DIRECTIVE: Transcribe every line exactly. Leave the pictures behind.

Raw records:
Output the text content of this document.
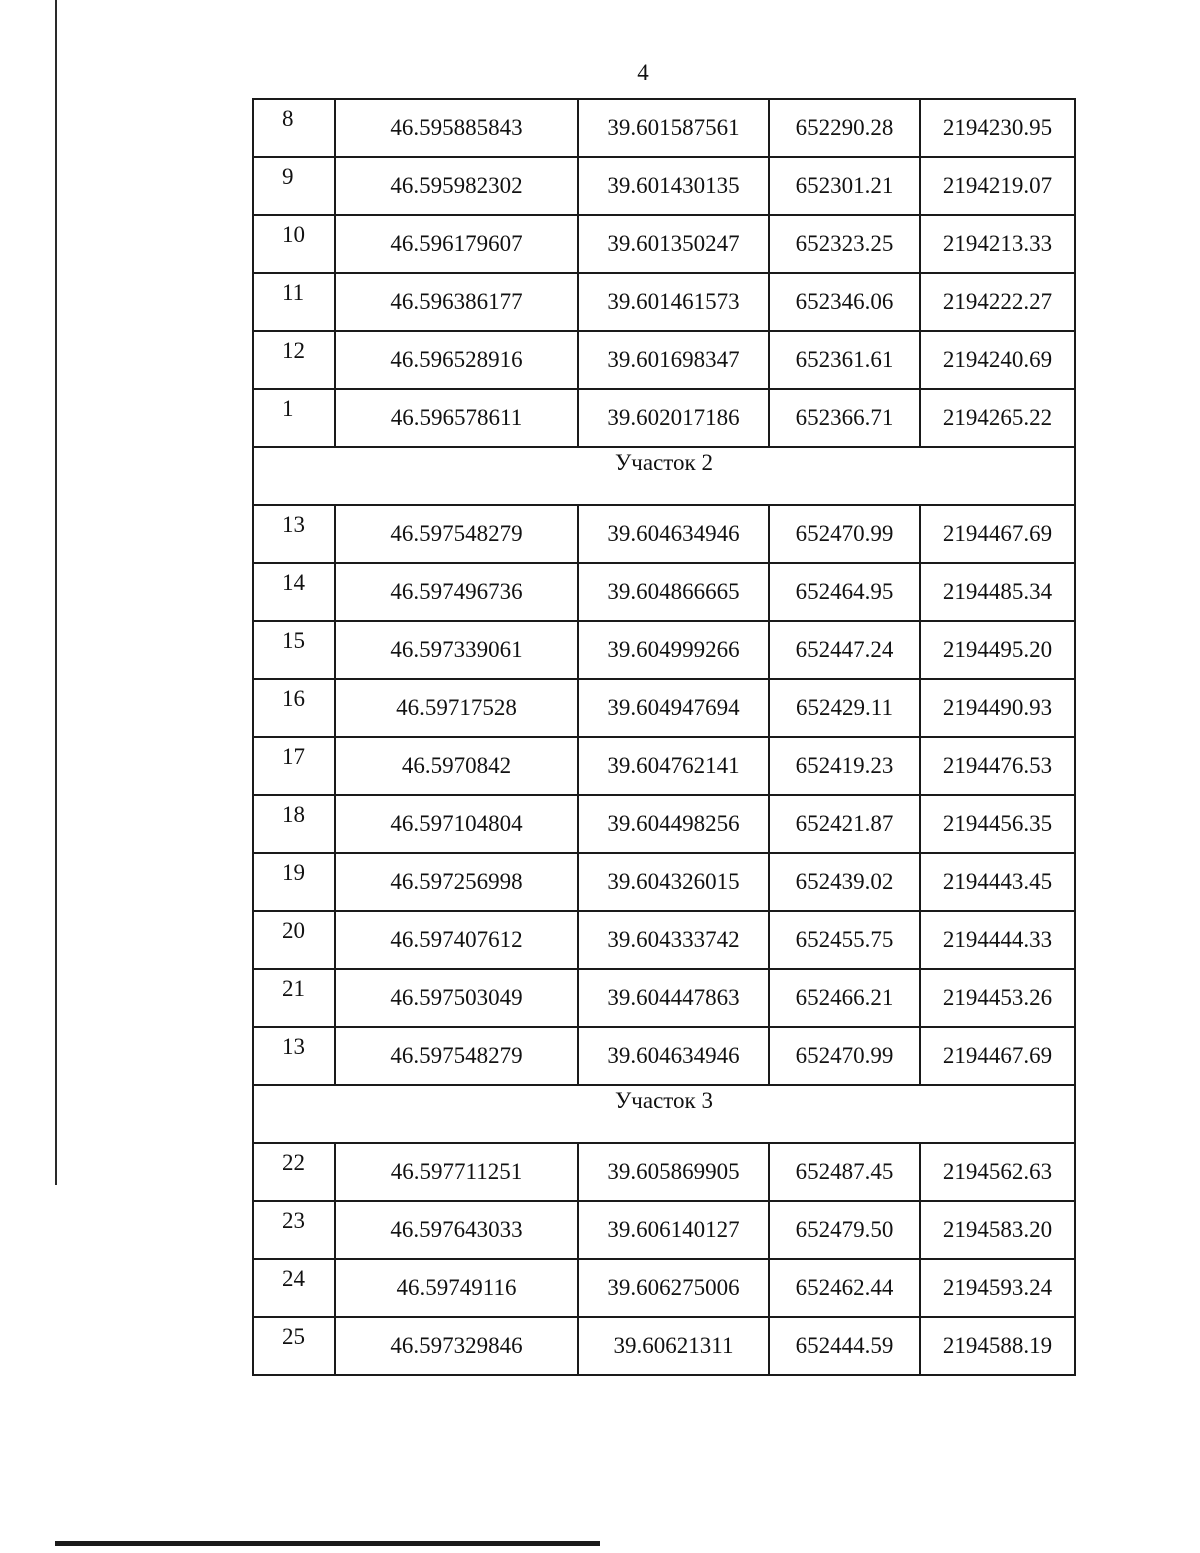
4
8	46.595885843	39.601587561	652290.28	2194230.95
9	46.595982302	39.601430135	652301.21	2194219.07
10	46.596179607	39.601350247	652323.25	2194213.33
11	46.596386177	39.601461573	652346.06	2194222.27
12	46.596528916	39.601698347	652361.61	2194240.69
1	46.596578611	39.602017186	652366.71	2194265.22
Участок 2				
13	46.597548279	39.604634946	652470.99	2194467.69
14	46.597496736	39.604866665	652464.95	2194485.34
15	46.597339061	39.604999266	652447.24	2194495.20
16	46.59717528	39.604947694	652429.11	2194490.93
17	46.5970842	39.604762141	652419.23	2194476.53
18	46.597104804	39.604498256	652421.87	2194456.35
19	46.597256998	39.604326015	652439.02	2194443.45
20	46.597407612	39.604333742	652455.75	2194444.33
21	46.597503049	39.604447863	652466.21	2194453.26
13	46.597548279	39.604634946	652470.99	2194467.69
Участок 3				
22	46.597711251	39.605869905	652487.45	2194562.63
23	46.597643033	39.606140127	652479.50	2194583.20
24	46.59749116	39.606275006	652462.44	2194593.24
25	46.597329846	39.60621311	652444.59	2194588.19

ANSWER FOR THIS EXERCISE:
Output the text content of this document.
4
8	46.595885843	39.601587561	652290.28	2194230.95
9	46.595982302	39.601430135	652301.21	2194219.07
10	46.596179607	39.601350247	652323.25	2194213.33
11	46.596386177	39.601461573	652346.06	2194222.27
12	46.596528916	39.601698347	652361.61	2194240.69
1	46.596578611	39.602017186	652366.71	2194265.22
Участок 2				
13	46.597548279	39.604634946	652470.99	2194467.69
14	46.597496736	39.604866665	652464.95	2194485.34
15	46.597339061	39.604999266	652447.24	2194495.20
16	46.59717528	39.604947694	652429.11	2194490.93
17	46.5970842	39.604762141	652419.23	2194476.53
18	46.597104804	39.604498256	652421.87	2194456.35
19	46.597256998	39.604326015	652439.02	2194443.45
20	46.597407612	39.604333742	652455.75	2194444.33
21	46.597503049	39.604447863	652466.21	2194453.26
13	46.597548279	39.604634946	652470.99	2194467.69
Участок 3				
22	46.597711251	39.605869905	652487.45	2194562.63
23	46.597643033	39.606140127	652479.50	2194583.20
24	46.59749116	39.606275006	652462.44	2194593.24
25	46.597329846	39.60621311	652444.59	2194588.19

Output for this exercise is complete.